_TASK:_ Return each line containing "with".

Dataset excerpts:
— Start —
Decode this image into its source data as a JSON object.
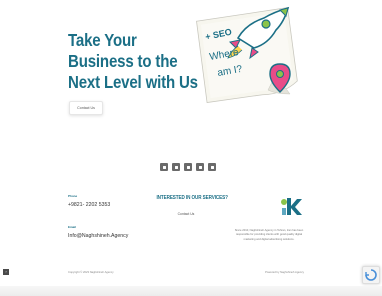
{
  "hero": {
    "title_lines": [
      "Take Your",
      "Business to the",
      "Next Level with Us"
    ],
    "contact_button": "Contact Us",
    "sticky_note": {
      "seo": "+ SEO",
      "line1": "Where",
      "line2": "am I?"
    }
  },
  "social": {
    "icons": [
      "instagram-icon",
      "linkedin-icon",
      "telegram-icon",
      "whatsapp-icon",
      "youtube-icon"
    ]
  },
  "footer": {
    "phone_label": "Phone",
    "phone": "+9821- 2202 5353",
    "email_label": "Email",
    "email": "Info@Naghshineh.Agency",
    "services_title": "INTERESTED IN OUR SERVICES?",
    "services_link": "Contact Us",
    "about": "Since 2010, Naghshineh Agency in Tehran, Iran has been responsible for providing clients with good quality digital marketing and digital advertising solutions.",
    "copyright": "Copyright © 2023 Naghshineh Agency",
    "powered": "Powered by Naghshineh Agency"
  },
  "colors": {
    "brand": "#1b6f86",
    "accent_green": "#8bc34a",
    "accent_pink": "#e84c88"
  }
}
— End —
_TASK RESPONSE:_
      "Next Level with Us"
    "about": "Since 2010, Naghshineh Agency in Tehran, Iran has been responsible for providing clients with good quality digital marketing and digital advertising solutions.",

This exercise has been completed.